- [REQUIREMENTS]
Find out how many lines of the material contain the string "change" and give only that figure.

___ AVAILABLE RECORDS

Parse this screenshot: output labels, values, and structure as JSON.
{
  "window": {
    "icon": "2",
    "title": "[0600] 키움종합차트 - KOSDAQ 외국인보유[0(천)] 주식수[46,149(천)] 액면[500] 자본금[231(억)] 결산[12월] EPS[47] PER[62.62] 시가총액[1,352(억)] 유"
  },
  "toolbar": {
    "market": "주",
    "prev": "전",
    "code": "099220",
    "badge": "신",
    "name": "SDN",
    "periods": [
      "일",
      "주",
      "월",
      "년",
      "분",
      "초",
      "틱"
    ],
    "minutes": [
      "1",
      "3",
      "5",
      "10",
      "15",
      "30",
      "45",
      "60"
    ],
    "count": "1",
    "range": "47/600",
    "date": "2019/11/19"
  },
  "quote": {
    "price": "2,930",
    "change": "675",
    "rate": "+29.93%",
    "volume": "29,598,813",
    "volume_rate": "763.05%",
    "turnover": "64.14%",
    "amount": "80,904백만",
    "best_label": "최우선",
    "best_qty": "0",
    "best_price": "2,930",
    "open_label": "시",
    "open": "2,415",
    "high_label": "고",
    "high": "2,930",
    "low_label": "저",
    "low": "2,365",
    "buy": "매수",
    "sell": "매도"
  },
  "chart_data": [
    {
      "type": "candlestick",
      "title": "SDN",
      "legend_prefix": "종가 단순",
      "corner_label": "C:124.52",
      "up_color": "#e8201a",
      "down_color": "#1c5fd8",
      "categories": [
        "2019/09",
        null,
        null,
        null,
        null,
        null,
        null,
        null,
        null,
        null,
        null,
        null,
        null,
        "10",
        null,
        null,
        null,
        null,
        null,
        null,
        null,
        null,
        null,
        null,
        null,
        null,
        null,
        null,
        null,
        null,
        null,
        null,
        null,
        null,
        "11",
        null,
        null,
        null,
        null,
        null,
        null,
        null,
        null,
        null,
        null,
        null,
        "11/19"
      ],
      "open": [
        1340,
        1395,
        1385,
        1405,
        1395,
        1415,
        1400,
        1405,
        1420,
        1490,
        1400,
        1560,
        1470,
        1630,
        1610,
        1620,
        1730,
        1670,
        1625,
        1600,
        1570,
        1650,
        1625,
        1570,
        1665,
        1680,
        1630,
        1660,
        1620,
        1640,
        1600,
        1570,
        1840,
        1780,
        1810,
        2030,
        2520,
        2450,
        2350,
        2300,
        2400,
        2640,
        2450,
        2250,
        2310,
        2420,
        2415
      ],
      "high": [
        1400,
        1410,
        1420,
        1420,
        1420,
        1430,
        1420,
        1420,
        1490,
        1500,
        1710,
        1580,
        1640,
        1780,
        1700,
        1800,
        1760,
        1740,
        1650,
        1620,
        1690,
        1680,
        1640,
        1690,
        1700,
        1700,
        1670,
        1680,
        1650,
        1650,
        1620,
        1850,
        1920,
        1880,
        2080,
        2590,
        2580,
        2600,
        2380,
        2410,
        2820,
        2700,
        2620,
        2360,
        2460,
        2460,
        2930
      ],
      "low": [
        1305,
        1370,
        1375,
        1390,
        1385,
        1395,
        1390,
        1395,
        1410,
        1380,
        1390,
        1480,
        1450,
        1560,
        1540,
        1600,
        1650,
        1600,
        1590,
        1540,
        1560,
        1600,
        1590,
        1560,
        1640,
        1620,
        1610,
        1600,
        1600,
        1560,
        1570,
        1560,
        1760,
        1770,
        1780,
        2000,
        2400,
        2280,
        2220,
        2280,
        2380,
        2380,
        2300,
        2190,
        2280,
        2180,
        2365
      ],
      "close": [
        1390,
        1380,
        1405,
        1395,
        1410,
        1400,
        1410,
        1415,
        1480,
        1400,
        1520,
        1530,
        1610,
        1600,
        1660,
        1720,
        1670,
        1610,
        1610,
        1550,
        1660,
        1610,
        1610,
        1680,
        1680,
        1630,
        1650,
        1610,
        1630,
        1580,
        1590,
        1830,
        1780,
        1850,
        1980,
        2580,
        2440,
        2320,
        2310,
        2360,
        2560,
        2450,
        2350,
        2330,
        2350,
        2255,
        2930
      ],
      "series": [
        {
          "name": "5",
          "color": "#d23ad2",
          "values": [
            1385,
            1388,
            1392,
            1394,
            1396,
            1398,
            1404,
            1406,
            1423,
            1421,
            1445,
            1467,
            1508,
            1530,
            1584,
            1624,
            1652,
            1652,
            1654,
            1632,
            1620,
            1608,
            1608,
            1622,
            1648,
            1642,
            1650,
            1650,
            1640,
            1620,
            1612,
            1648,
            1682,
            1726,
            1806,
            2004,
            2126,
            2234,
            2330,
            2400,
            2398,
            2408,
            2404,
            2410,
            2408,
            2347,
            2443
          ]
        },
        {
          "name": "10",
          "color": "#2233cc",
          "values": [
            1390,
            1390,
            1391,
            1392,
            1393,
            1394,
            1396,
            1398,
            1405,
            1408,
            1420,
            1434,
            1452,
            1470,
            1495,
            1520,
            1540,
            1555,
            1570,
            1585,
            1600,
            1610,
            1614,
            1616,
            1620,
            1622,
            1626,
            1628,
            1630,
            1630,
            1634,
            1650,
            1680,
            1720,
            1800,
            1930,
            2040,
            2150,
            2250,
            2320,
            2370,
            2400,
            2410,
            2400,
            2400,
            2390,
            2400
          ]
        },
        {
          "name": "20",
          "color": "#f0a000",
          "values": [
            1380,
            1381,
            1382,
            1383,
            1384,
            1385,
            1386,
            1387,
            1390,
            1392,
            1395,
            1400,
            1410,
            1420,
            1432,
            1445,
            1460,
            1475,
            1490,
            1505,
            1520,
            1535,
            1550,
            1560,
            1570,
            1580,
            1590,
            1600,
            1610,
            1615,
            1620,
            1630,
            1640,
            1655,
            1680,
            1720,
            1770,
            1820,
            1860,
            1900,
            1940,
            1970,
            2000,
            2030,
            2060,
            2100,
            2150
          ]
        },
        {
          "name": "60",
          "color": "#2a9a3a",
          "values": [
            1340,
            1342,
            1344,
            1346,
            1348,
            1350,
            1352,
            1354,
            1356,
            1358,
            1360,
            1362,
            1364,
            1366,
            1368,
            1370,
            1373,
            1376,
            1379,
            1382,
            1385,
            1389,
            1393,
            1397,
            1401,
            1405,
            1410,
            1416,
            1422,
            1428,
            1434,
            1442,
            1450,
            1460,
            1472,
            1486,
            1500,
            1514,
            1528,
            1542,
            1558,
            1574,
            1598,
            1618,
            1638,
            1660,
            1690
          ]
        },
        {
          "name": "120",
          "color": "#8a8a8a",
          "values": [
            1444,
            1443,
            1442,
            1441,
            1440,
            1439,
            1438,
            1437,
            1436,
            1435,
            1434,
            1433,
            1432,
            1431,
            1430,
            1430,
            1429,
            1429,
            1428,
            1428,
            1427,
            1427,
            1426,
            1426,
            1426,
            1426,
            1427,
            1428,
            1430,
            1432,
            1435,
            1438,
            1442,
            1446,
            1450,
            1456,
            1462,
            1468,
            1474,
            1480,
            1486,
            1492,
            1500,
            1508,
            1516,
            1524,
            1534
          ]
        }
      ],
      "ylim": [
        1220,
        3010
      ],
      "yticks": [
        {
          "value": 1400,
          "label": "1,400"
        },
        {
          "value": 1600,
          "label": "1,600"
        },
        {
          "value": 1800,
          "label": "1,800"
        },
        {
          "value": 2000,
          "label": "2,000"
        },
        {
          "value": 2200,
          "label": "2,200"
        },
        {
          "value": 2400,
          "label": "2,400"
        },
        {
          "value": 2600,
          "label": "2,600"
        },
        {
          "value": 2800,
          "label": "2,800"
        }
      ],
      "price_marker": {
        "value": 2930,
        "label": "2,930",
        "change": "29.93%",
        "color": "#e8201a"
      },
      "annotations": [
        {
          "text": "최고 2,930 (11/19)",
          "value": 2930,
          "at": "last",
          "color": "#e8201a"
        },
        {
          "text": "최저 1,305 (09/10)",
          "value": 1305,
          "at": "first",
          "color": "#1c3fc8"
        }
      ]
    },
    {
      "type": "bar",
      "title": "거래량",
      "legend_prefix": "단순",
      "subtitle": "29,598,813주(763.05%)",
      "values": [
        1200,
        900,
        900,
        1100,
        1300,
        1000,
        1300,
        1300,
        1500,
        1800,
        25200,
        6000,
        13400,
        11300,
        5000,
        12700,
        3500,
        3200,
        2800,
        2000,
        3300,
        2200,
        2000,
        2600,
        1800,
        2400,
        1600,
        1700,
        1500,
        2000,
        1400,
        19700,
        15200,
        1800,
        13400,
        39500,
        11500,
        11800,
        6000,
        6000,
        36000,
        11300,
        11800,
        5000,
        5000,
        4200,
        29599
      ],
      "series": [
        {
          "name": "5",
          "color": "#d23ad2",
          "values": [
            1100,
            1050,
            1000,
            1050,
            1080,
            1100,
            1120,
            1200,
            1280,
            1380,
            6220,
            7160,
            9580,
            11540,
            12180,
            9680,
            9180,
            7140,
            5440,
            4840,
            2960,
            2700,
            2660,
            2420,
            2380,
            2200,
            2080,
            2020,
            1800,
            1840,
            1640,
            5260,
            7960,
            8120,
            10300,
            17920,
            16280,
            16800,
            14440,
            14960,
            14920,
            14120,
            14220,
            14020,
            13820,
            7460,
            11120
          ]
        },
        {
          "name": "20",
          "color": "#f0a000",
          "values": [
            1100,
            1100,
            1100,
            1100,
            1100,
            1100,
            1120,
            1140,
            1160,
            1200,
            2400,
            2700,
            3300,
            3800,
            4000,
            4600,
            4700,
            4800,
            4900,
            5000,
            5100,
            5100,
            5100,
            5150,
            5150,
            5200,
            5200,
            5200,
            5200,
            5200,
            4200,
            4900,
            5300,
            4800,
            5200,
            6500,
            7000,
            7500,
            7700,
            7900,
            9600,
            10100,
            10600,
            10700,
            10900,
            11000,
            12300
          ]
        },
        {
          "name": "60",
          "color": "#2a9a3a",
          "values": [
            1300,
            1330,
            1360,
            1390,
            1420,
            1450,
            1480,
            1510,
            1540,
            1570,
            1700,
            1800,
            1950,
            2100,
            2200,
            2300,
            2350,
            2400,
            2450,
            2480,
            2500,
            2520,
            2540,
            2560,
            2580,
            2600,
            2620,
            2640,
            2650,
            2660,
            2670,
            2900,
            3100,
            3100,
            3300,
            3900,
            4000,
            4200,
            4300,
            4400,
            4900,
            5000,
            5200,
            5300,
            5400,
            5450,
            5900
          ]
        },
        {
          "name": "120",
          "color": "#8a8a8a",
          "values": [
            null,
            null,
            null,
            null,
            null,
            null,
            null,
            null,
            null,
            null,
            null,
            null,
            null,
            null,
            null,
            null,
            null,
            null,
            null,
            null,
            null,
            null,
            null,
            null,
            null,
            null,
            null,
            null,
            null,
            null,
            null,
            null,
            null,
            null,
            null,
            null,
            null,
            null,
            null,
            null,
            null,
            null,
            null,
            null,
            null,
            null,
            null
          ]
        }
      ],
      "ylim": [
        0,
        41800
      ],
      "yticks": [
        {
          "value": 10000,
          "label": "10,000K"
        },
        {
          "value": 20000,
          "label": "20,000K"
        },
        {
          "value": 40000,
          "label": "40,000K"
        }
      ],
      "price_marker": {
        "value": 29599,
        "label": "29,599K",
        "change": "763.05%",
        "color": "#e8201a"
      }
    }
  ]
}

______

- [EXPECTED OUTPUT]
3